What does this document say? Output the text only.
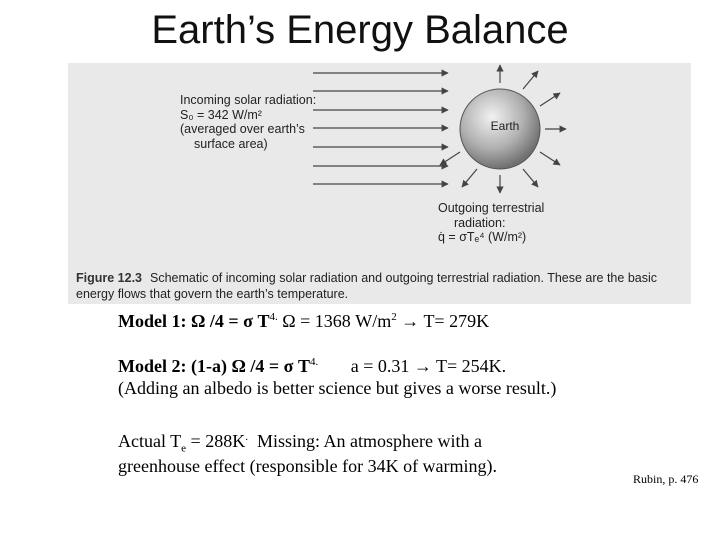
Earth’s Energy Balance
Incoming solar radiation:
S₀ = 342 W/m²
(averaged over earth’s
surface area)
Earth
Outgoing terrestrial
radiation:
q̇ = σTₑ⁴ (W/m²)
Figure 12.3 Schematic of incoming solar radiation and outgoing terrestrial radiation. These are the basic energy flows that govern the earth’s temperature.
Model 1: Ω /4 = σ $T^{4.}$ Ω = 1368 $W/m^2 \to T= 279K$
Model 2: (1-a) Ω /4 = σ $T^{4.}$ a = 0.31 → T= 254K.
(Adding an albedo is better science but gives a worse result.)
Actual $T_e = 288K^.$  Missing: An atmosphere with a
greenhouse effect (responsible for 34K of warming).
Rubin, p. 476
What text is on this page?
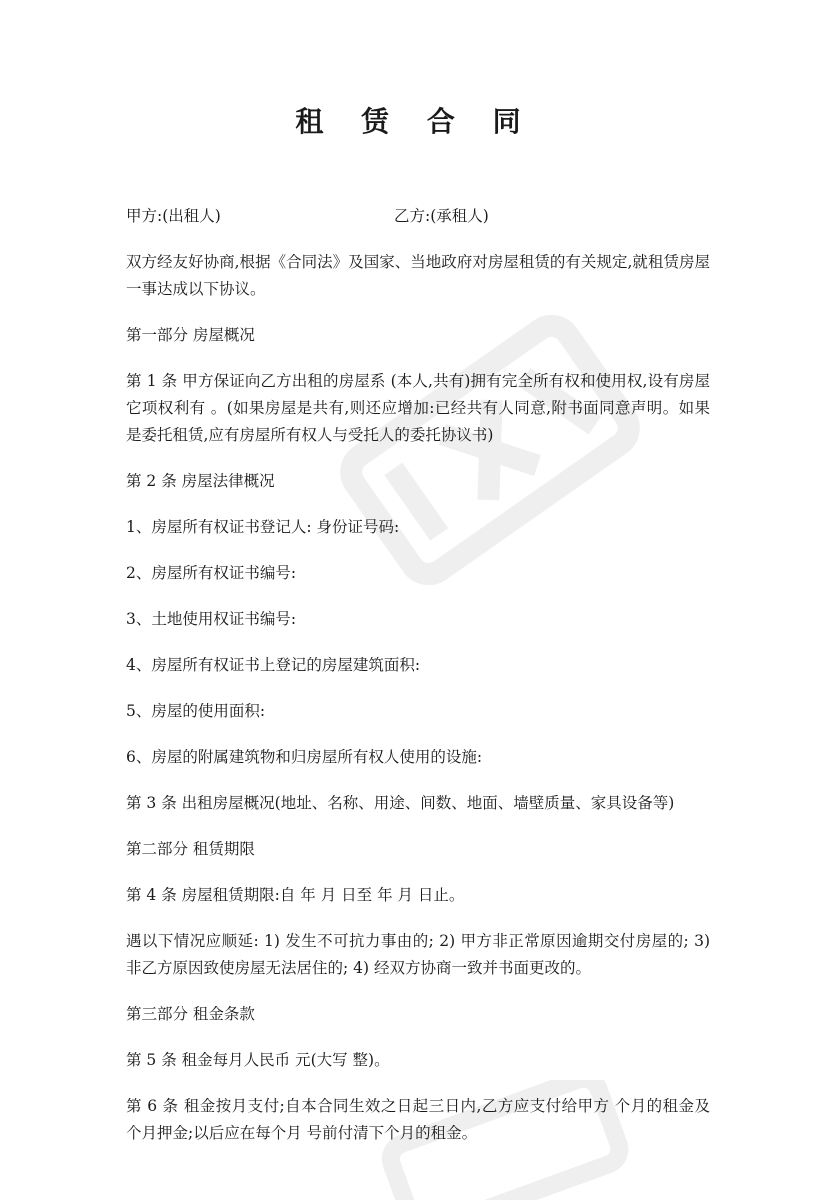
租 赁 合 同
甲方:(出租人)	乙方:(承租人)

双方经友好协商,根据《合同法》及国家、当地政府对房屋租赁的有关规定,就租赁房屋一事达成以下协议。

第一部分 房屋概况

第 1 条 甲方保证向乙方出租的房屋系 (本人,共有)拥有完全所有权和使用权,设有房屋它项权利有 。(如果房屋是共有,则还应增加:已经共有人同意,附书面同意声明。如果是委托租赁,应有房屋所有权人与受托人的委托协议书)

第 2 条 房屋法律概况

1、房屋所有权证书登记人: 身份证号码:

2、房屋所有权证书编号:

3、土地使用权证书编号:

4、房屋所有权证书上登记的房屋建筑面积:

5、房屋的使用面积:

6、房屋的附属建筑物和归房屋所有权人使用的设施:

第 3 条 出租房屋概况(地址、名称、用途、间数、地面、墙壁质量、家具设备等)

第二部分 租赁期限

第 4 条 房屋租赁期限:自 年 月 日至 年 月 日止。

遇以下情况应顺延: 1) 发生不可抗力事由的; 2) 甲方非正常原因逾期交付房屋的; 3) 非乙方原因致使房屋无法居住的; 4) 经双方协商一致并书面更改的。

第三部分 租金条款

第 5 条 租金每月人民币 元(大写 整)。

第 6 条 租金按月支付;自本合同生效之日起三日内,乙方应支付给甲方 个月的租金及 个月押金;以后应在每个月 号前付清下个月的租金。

+++++

### WRITTEN REQUEST
Transcribe the whole listing exactly. Pictures stay out of your copy.

### TASK OUTPUT
What does this document say? Output the text only.
Earth’s Energy Balance
Incoming solar radiation:
S₀ = 342 W/m²
(averaged over earth’s
surface area)
Earth
Outgoing terrestrial
radiation:
q̇ = σTₑ⁴ (W/m²)
Figure 12.3 Schematic of incoming solar radiation and outgoing terrestrial radiation. These are the basic energy flows that govern the earth’s temperature.
Model 1: Ω /4 = σ $T^{4.}$ Ω = 1368 $W/m^2 \to T= 279K$
Model 2: (1-a) Ω /4 = σ $T^{4.}$ a = 0.31 → T= 254K.
(Adding an albedo is better science but gives a worse result.)
Actual $T_e = 288K^.$  Missing: An atmosphere with a
greenhouse effect (responsible for 34K of warming).
Rubin, p. 476
What text is on this page?
租 赁 合 同
甲方:(出租人)	乙方:(承租人)

双方经友好协商,根据《合同法》及国家、当地政府对房屋租赁的有关规定,就租赁房屋一事达成以下协议。

第一部分 房屋概况

第 1 条 甲方保证向乙方出租的房屋系 (本人,共有)拥有完全所有权和使用权,设有房屋它项权利有 。(如果房屋是共有,则还应增加:已经共有人同意,附书面同意声明。如果是委托租赁,应有房屋所有权人与受托人的委托协议书)

第 2 条 房屋法律概况

1、房屋所有权证书登记人: 身份证号码:

2、房屋所有权证书编号:

3、土地使用权证书编号:

4、房屋所有权证书上登记的房屋建筑面积:

5、房屋的使用面积:

6、房屋的附属建筑物和归房屋所有权人使用的设施:

第 3 条 出租房屋概况(地址、名称、用途、间数、地面、墙壁质量、家具设备等)

第二部分 租赁期限

第 4 条 房屋租赁期限:自 年 月 日至 年 月 日止。

遇以下情况应顺延: 1) 发生不可抗力事由的; 2) 甲方非正常原因逾期交付房屋的; 3) 非乙方原因致使房屋无法居住的; 4) 经双方协商一致并书面更改的。

第三部分 租金条款

第 5 条 租金每月人民币 元(大写 整)。

第 6 条 租金按月支付;自本合同生效之日起三日内,乙方应支付给甲方 个月的租金及 个月押金;以后应在每个月 号前付清下个月的租金。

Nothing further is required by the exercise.